# Short exercise:
Find the lines that contain the word "USGS" and copy each one.
===== Input for this task
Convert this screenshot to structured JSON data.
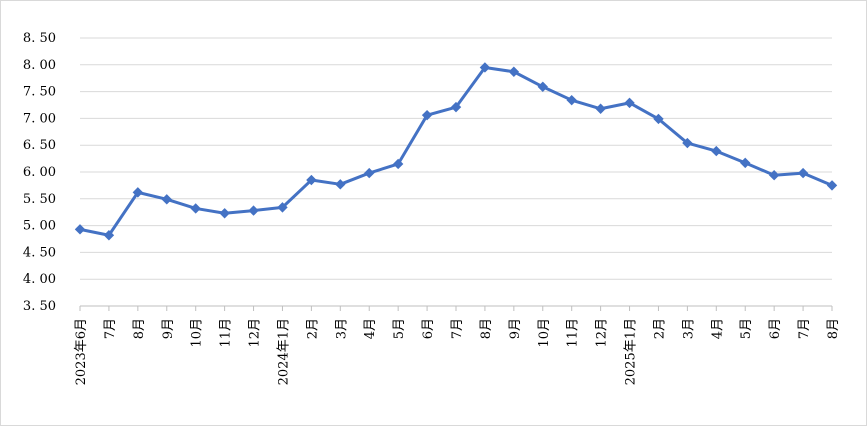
{
  "chart_data": {
    "type": "line",
    "title": "",
    "xlabel": "",
    "ylabel": "",
    "ylim": [
      3.5,
      8.5
    ],
    "yticks": [
      "3. 50",
      "4. 00",
      "4. 50",
      "5. 00",
      "5. 50",
      "6. 00",
      "6. 50",
      "7. 00",
      "7. 50",
      "8. 00",
      "8. 50"
    ],
    "grid": true,
    "legend": "none",
    "categories": [
      "2023年6月",
      "7月",
      "8月",
      "9月",
      "10月",
      "11月",
      "12月",
      "2024年1月",
      "2月",
      "3月",
      "4月",
      "5月",
      "6月",
      "7月",
      "8月",
      "9月",
      "10月",
      "11月",
      "12月",
      "2025年1月",
      "2月",
      "3月",
      "4月",
      "5月",
      "6月",
      "7月",
      "8月"
    ],
    "series": [
      {
        "name": "",
        "color": "#4472C4",
        "values": [
          4.93,
          4.82,
          5.62,
          5.49,
          5.32,
          5.23,
          5.28,
          5.34,
          5.85,
          5.77,
          5.98,
          6.15,
          7.06,
          7.21,
          7.95,
          7.87,
          7.59,
          7.34,
          7.18,
          7.29,
          6.99,
          6.54,
          6.39,
          6.17,
          5.94,
          5.98,
          5.75
        ]
      }
    ]
  }
}
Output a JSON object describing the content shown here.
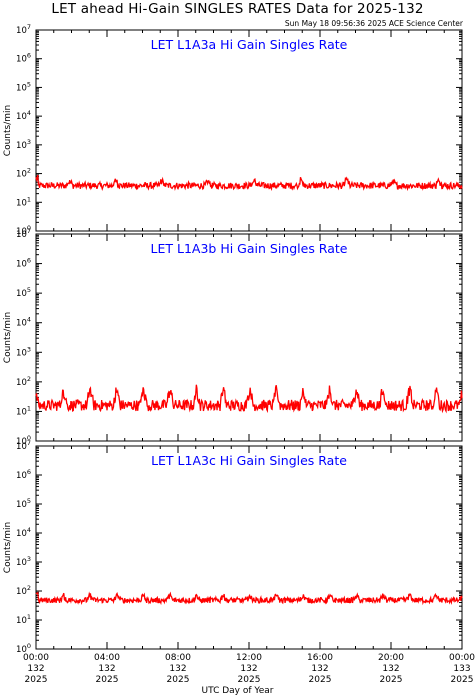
{
  "title": "LET ahead Hi-Gain SINGLES RATES Data for 2025-132",
  "timestamp": "Sun May 18 09:56:36 2025 ACE Science Center",
  "xlabel": "UTC Day of Year",
  "colors": {
    "series": "#ff0000",
    "panel_title": "#0000ff",
    "axes": "#000000"
  },
  "chart_data": [
    {
      "type": "line",
      "title": "LET L1A3a Hi Gain Singles Rate",
      "ylabel": "Counts/min",
      "yscale": "log",
      "ylim": [
        1,
        10000000
      ],
      "xlim_hours": [
        0,
        24
      ],
      "baseline": 38,
      "noise": 0.12,
      "spike_amp": 1.6,
      "spike_period_h": 2.6,
      "spike_start_h": 1.9
    },
    {
      "type": "line",
      "title": "LET L1A3b Hi Gain Singles Rate",
      "ylabel": "Counts/min",
      "yscale": "log",
      "ylim": [
        1,
        10000000
      ],
      "xlim_hours": [
        0,
        24
      ],
      "baseline": 16,
      "noise": 0.2,
      "spike_amp": 3.6,
      "spike_period_h": 1.5,
      "spike_start_h": 1.55
    },
    {
      "type": "line",
      "title": "LET L1A3c Hi Gain Singles Rate",
      "ylabel": "Counts/min",
      "yscale": "log",
      "ylim": [
        1,
        10000000
      ],
      "xlim_hours": [
        0,
        24
      ],
      "baseline": 48,
      "noise": 0.1,
      "spike_amp": 1.5,
      "spike_period_h": 1.5,
      "spike_start_h": 1.55
    }
  ],
  "xticks": [
    {
      "time": "00:00",
      "doy": "132",
      "year": "2025"
    },
    {
      "time": "04:00",
      "doy": "132",
      "year": "2025"
    },
    {
      "time": "08:00",
      "doy": "132",
      "year": "2025"
    },
    {
      "time": "12:00",
      "doy": "132",
      "year": "2025"
    },
    {
      "time": "16:00",
      "doy": "132",
      "year": "2025"
    },
    {
      "time": "20:00",
      "doy": "132",
      "year": "2025"
    },
    {
      "time": "00:00",
      "doy": "133",
      "year": "2025"
    }
  ],
  "ytick_exponents": [
    "0",
    "1",
    "2",
    "3",
    "4",
    "5",
    "6",
    "7"
  ]
}
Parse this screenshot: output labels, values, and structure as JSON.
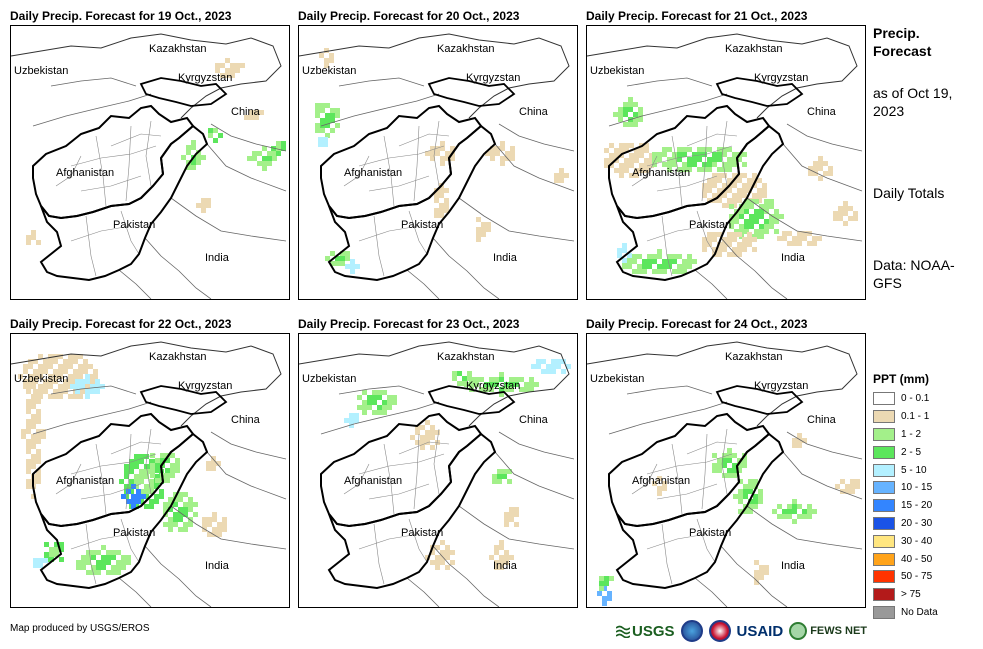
{
  "panels": [
    {
      "title": "Daily Precip. Forecast for 19 Oct., 2023"
    },
    {
      "title": "Daily Precip. Forecast for 20 Oct., 2023"
    },
    {
      "title": "Daily Precip. Forecast for 21 Oct., 2023"
    },
    {
      "title": "Daily Precip. Forecast for 22 Oct., 2023"
    },
    {
      "title": "Daily Precip. Forecast for 23 Oct., 2023"
    },
    {
      "title": "Daily Precip. Forecast for 24 Oct., 2023"
    }
  ],
  "map_labels": {
    "kazakhstan": "Kazakhstan",
    "uzbekistan": "Uzbekistan",
    "kyrgyzstan": "Kyrgyzstan",
    "china": "China",
    "afghanistan": "Afghanistan",
    "pakistan": "Pakistan",
    "india": "India"
  },
  "side": {
    "title": "Precip. Forecast",
    "asof": "as of Oct 19, 2023",
    "daily": "Daily Totals",
    "source": "Data: NOAA-GFS"
  },
  "legend": {
    "title": "PPT (mm)",
    "items": [
      {
        "label": "0 - 0.1",
        "color": "#ffffff"
      },
      {
        "label": "0.1 - 1",
        "color": "#ecd9b3"
      },
      {
        "label": "1 - 2",
        "color": "#a3f08a"
      },
      {
        "label": "2 - 5",
        "color": "#5ce65c"
      },
      {
        "label": "5 - 10",
        "color": "#b3f0ff"
      },
      {
        "label": "10 - 15",
        "color": "#66b3ff"
      },
      {
        "label": "15 - 20",
        "color": "#3385ff"
      },
      {
        "label": "20 - 30",
        "color": "#1a53e6"
      },
      {
        "label": "30 - 40",
        "color": "#ffe680"
      },
      {
        "label": "40 - 50",
        "color": "#ffa31a"
      },
      {
        "label": "50 - 75",
        "color": "#ff3300"
      },
      {
        "label": "> 75",
        "color": "#b31a1a"
      },
      {
        "label": "No Data",
        "color": "#999999"
      }
    ]
  },
  "credit": "Map produced by USGS/EROS",
  "logos": {
    "usgs": "USGS",
    "usaid": "USAID",
    "fews": "FEWS NET"
  }
}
==========
# Task result:
  "credit": "Map produced by USGS/EROS",
    "usgs": "USGS",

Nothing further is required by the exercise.